Stored entries
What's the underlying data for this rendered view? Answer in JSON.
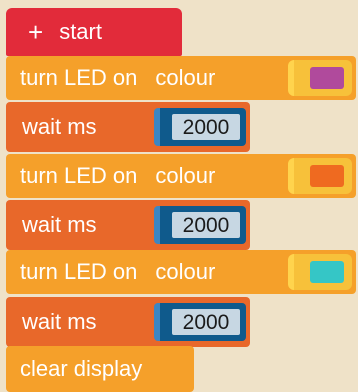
{
  "colors": {
    "background": "#efe2c8",
    "start_block": "#e22b3a",
    "led_block": "#f5a02a",
    "wait_block": "#e8682a",
    "number_socket": "#0f5a8c"
  },
  "start": {
    "icon": "plus-icon",
    "symbol": "+",
    "label": "start"
  },
  "blocks": [
    {
      "type": "turn-led",
      "label": "turn LED on",
      "colour_label": "colour",
      "swatch": "#b04a9c"
    },
    {
      "type": "wait",
      "label": "wait ms",
      "value": "2000"
    },
    {
      "type": "turn-led",
      "label": "turn LED on",
      "colour_label": "colour",
      "swatch": "#ef6a20"
    },
    {
      "type": "wait",
      "label": "wait ms",
      "value": "2000"
    },
    {
      "type": "turn-led",
      "label": "turn LED on",
      "colour_label": "colour",
      "swatch": "#35c6c6"
    },
    {
      "type": "wait",
      "label": "wait ms",
      "value": "2000"
    },
    {
      "type": "clear",
      "label": "clear display"
    }
  ]
}
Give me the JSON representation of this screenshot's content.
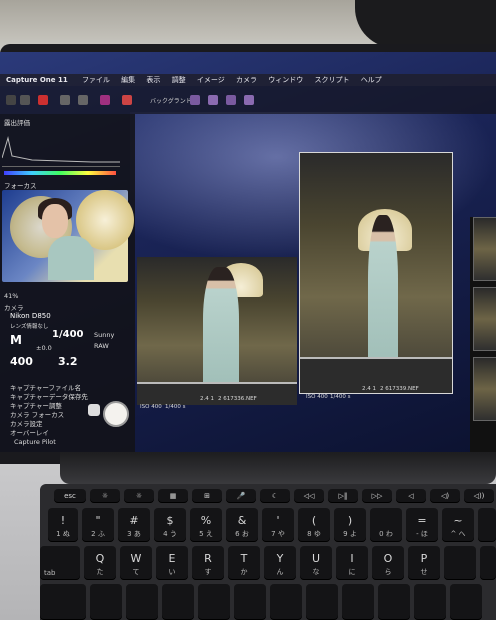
{
  "scene": {
    "description_colors": {
      "screen_bg": "#1a2457",
      "keyboard": "#141416",
      "deck": "#c4c4c6"
    }
  },
  "app": {
    "title": "Capture One 11",
    "menu": [
      "ファイル",
      "編集",
      "表示",
      "調整",
      "イメージ",
      "カメラ",
      "ウィンドウ",
      "スクリプト",
      "ヘルプ"
    ],
    "toolbar_label": "バックグランド"
  },
  "sidebar": {
    "histogram_label": "露出評価",
    "focus_label": "フォーカス",
    "zoom": "41%",
    "camera_section": "カメラ",
    "camera_model": "Nikon D850",
    "camera_sub": "レンズ情報なし",
    "mode": "M",
    "shutter": "1/400",
    "ev": "±0.0",
    "iso": "400",
    "aperture": "3.2",
    "wb": "Sunny",
    "format": "RAW",
    "tools": [
      "キャプチャーファイル名",
      "キャプチャーデータ保存先",
      "キャプチャー調整",
      "カメラ フォーカス",
      "カメラ設定",
      "オーバーレイ"
    ],
    "footer": "Capture Pilot"
  },
  "viewer": {
    "left_caption": {
      "iso": "ISO 400",
      "shutter": "1/400 s",
      "ap": "2.4 1",
      "file": "2 617336.NEF"
    },
    "right_caption": {
      "iso": "ISO 400",
      "shutter": "1/400 s",
      "ap": "2.4 1",
      "file": "2 617339.NEF"
    }
  },
  "keyboard": {
    "fn_row": [
      "esc",
      "☼",
      "☼",
      "▦",
      "⊞",
      "🎤",
      "☾",
      "◁◁",
      "▷‖",
      "▷▷",
      "◁",
      "◁)",
      "◁))"
    ],
    "num_row": [
      {
        "main": "!",
        "sub": "1 ぬ"
      },
      {
        "main": "\"",
        "sub": "2 ふ"
      },
      {
        "main": "#",
        "sub": "3 あ"
      },
      {
        "main": "$",
        "sub": "4 う"
      },
      {
        "main": "%",
        "sub": "5 え"
      },
      {
        "main": "&",
        "sub": "6 お"
      },
      {
        "main": "'",
        "sub": "7 や"
      },
      {
        "main": "(",
        "sub": "8 ゆ"
      },
      {
        "main": ")",
        "sub": "9 よ"
      },
      {
        "main": "",
        "sub": "0 わ"
      },
      {
        "main": "=",
        "sub": "- ほ"
      },
      {
        "main": "~",
        "sub": "^ へ"
      }
    ],
    "q_row": [
      {
        "main": "tab",
        "sub": ""
      },
      {
        "main": "Q",
        "sub": "た"
      },
      {
        "main": "W",
        "sub": "て"
      },
      {
        "main": "E",
        "sub": "い"
      },
      {
        "main": "R",
        "sub": "す"
      },
      {
        "main": "T",
        "sub": "か"
      },
      {
        "main": "Y",
        "sub": "ん"
      },
      {
        "main": "U",
        "sub": "な"
      },
      {
        "main": "I",
        "sub": "に"
      },
      {
        "main": "O",
        "sub": "ら"
      },
      {
        "main": "P",
        "sub": "せ"
      }
    ]
  }
}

Work to do
State the number of lines in this listing that contain the string "Capture", and add nothing else.

The result
2